§ **What to produce**
In the copy, include every entry exactly but none of the images.

§ **Provided records**
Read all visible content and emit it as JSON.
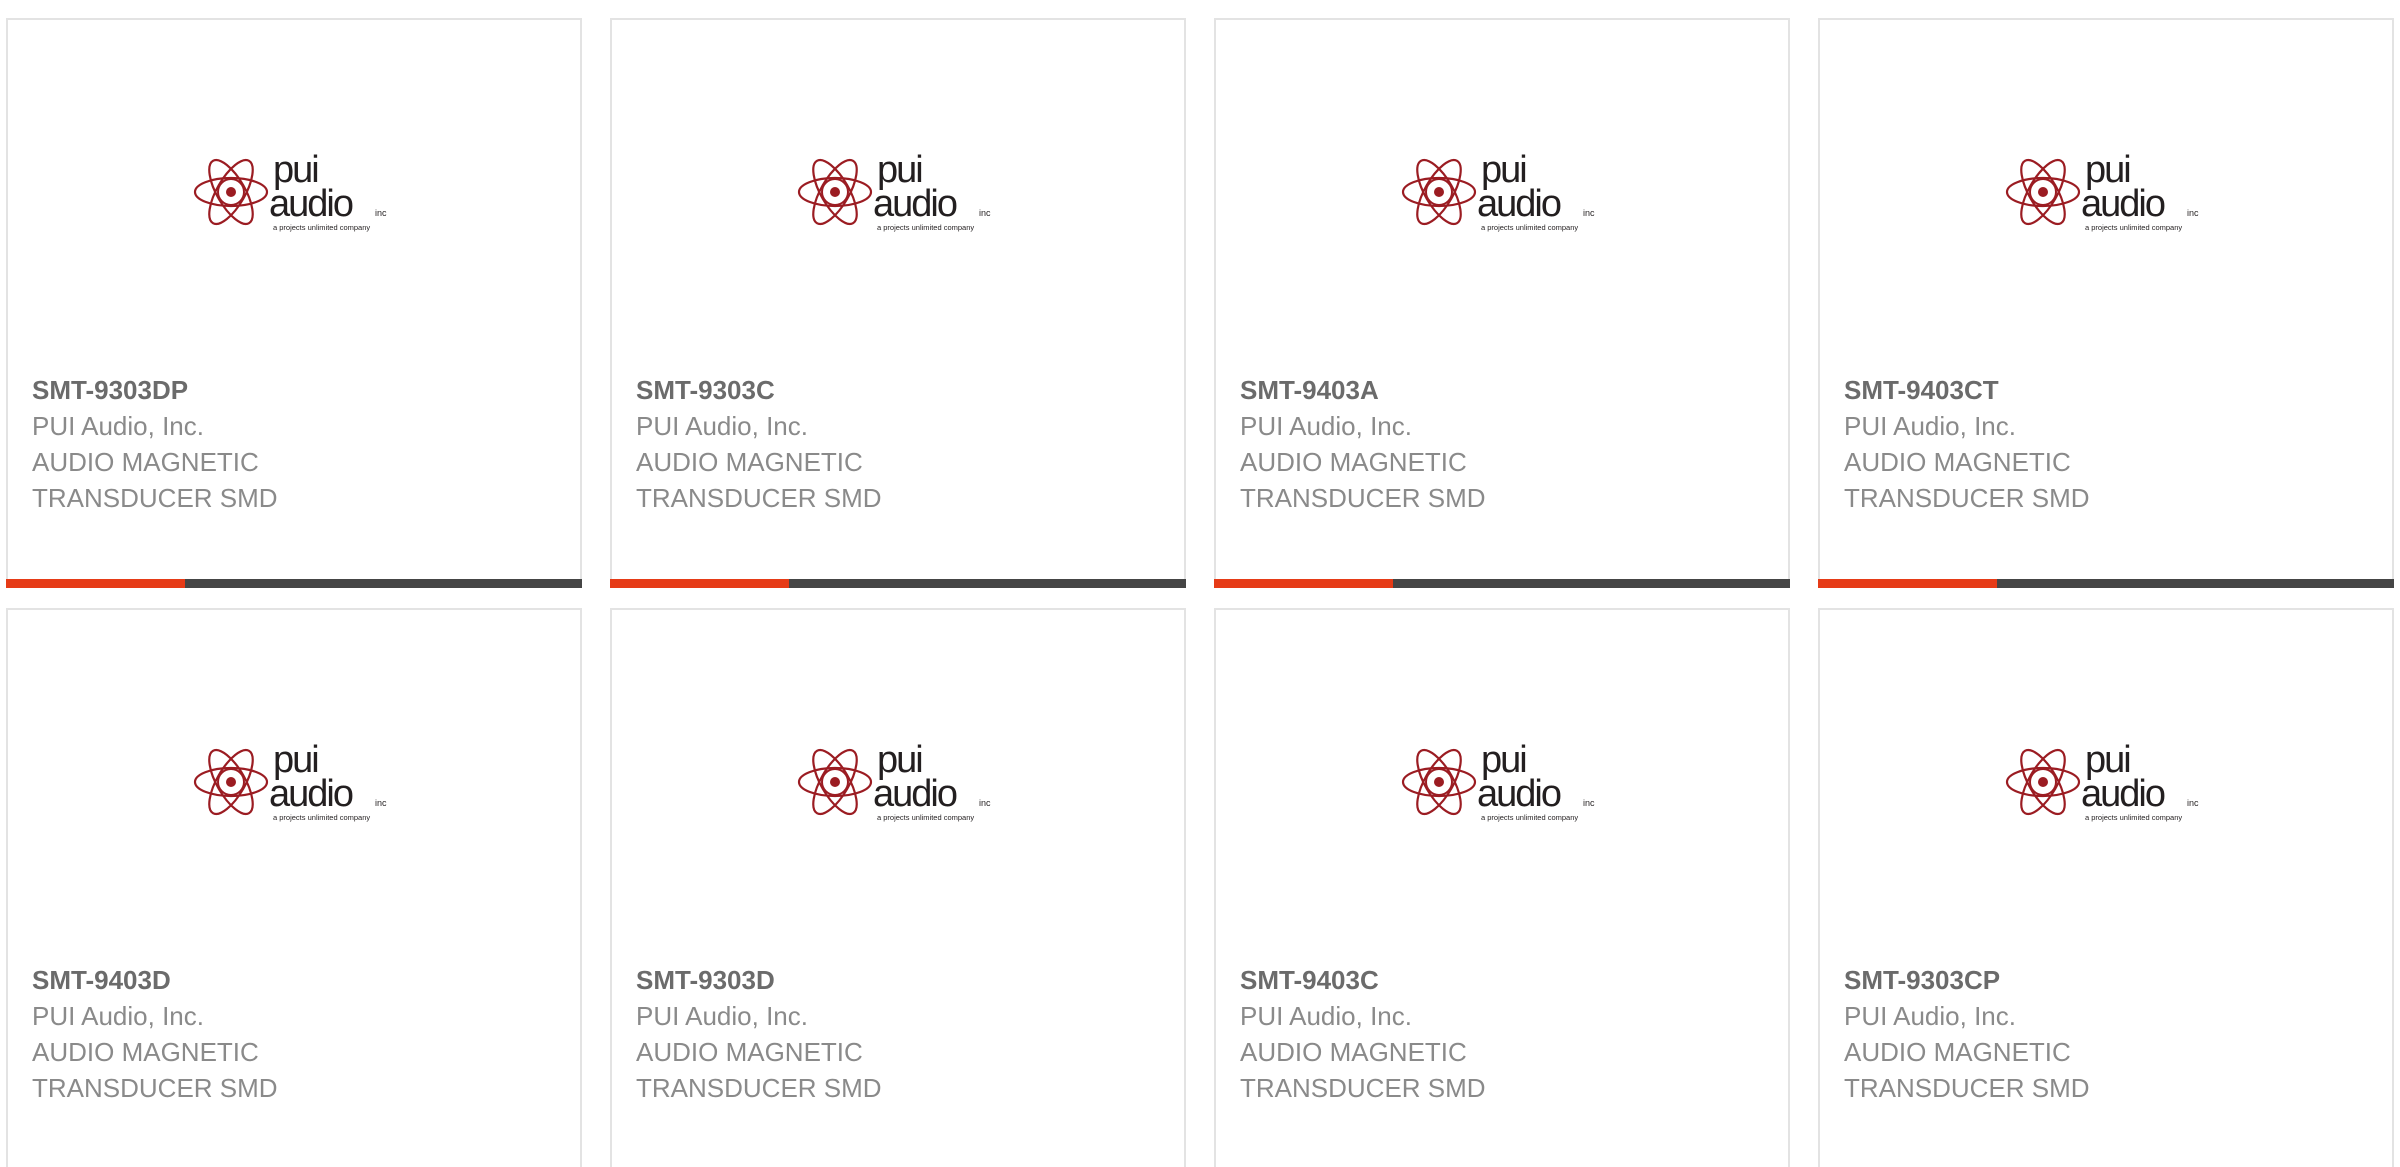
{
  "colors": {
    "progress_fill": "#e63b17",
    "progress_track": "#454545",
    "logo_red": "#9b1c22",
    "logo_text": "#231f20"
  },
  "logo": {
    "icon": "pui-audio-logo-icon",
    "word1": "pui",
    "word2": "audio",
    "suffix": "inc",
    "tagline": "a projects unlimited company"
  },
  "products": [
    {
      "part": "SMT-9303DP",
      "manufacturer": "PUI Audio, Inc.",
      "description": "AUDIO MAGNETIC TRANSDUCER SMD",
      "progress_fraction": 0.31
    },
    {
      "part": "SMT-9303C",
      "manufacturer": "PUI Audio, Inc.",
      "description": "AUDIO MAGNETIC TRANSDUCER SMD",
      "progress_fraction": 0.31
    },
    {
      "part": "SMT-9403A",
      "manufacturer": "PUI Audio, Inc.",
      "description": "AUDIO MAGNETIC TRANSDUCER SMD",
      "progress_fraction": 0.31
    },
    {
      "part": "SMT-9403CT",
      "manufacturer": "PUI Audio, Inc.",
      "description": "AUDIO MAGNETIC TRANSDUCER SMD",
      "progress_fraction": 0.31
    },
    {
      "part": "SMT-9403D",
      "manufacturer": "PUI Audio, Inc.",
      "description": "AUDIO MAGNETIC TRANSDUCER SMD"
    },
    {
      "part": "SMT-9303D",
      "manufacturer": "PUI Audio, Inc.",
      "description": "AUDIO MAGNETIC TRANSDUCER SMD"
    },
    {
      "part": "SMT-9403C",
      "manufacturer": "PUI Audio, Inc.",
      "description": "AUDIO MAGNETIC TRANSDUCER SMD"
    },
    {
      "part": "SMT-9303CP",
      "manufacturer": "PUI Audio, Inc.",
      "description": "AUDIO MAGNETIC TRANSDUCER SMD"
    }
  ]
}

§ **Reply**
Read all visible content and emit it as JSON.
{
  "colors": {
    "progress_fill": "#e63b17",
    "progress_track": "#454545",
    "logo_red": "#9b1c22",
    "logo_text": "#231f20"
  },
  "logo": {
    "icon": "pui-audio-logo-icon",
    "word1": "pui",
    "word2": "audio",
    "suffix": "inc",
    "tagline": "a projects unlimited company"
  },
  "products": [
    {
      "part": "SMT-9303DP",
      "manufacturer": "PUI Audio, Inc.",
      "description": "AUDIO MAGNETIC TRANSDUCER SMD",
      "progress_fraction": 0.31
    },
    {
      "part": "SMT-9303C",
      "manufacturer": "PUI Audio, Inc.",
      "description": "AUDIO MAGNETIC TRANSDUCER SMD",
      "progress_fraction": 0.31
    },
    {
      "part": "SMT-9403A",
      "manufacturer": "PUI Audio, Inc.",
      "description": "AUDIO MAGNETIC TRANSDUCER SMD",
      "progress_fraction": 0.31
    },
    {
      "part": "SMT-9403CT",
      "manufacturer": "PUI Audio, Inc.",
      "description": "AUDIO MAGNETIC TRANSDUCER SMD",
      "progress_fraction": 0.31
    },
    {
      "part": "SMT-9403D",
      "manufacturer": "PUI Audio, Inc.",
      "description": "AUDIO MAGNETIC TRANSDUCER SMD"
    },
    {
      "part": "SMT-9303D",
      "manufacturer": "PUI Audio, Inc.",
      "description": "AUDIO MAGNETIC TRANSDUCER SMD"
    },
    {
      "part": "SMT-9403C",
      "manufacturer": "PUI Audio, Inc.",
      "description": "AUDIO MAGNETIC TRANSDUCER SMD"
    },
    {
      "part": "SMT-9303CP",
      "manufacturer": "PUI Audio, Inc.",
      "description": "AUDIO MAGNETIC TRANSDUCER SMD"
    }
  ]
}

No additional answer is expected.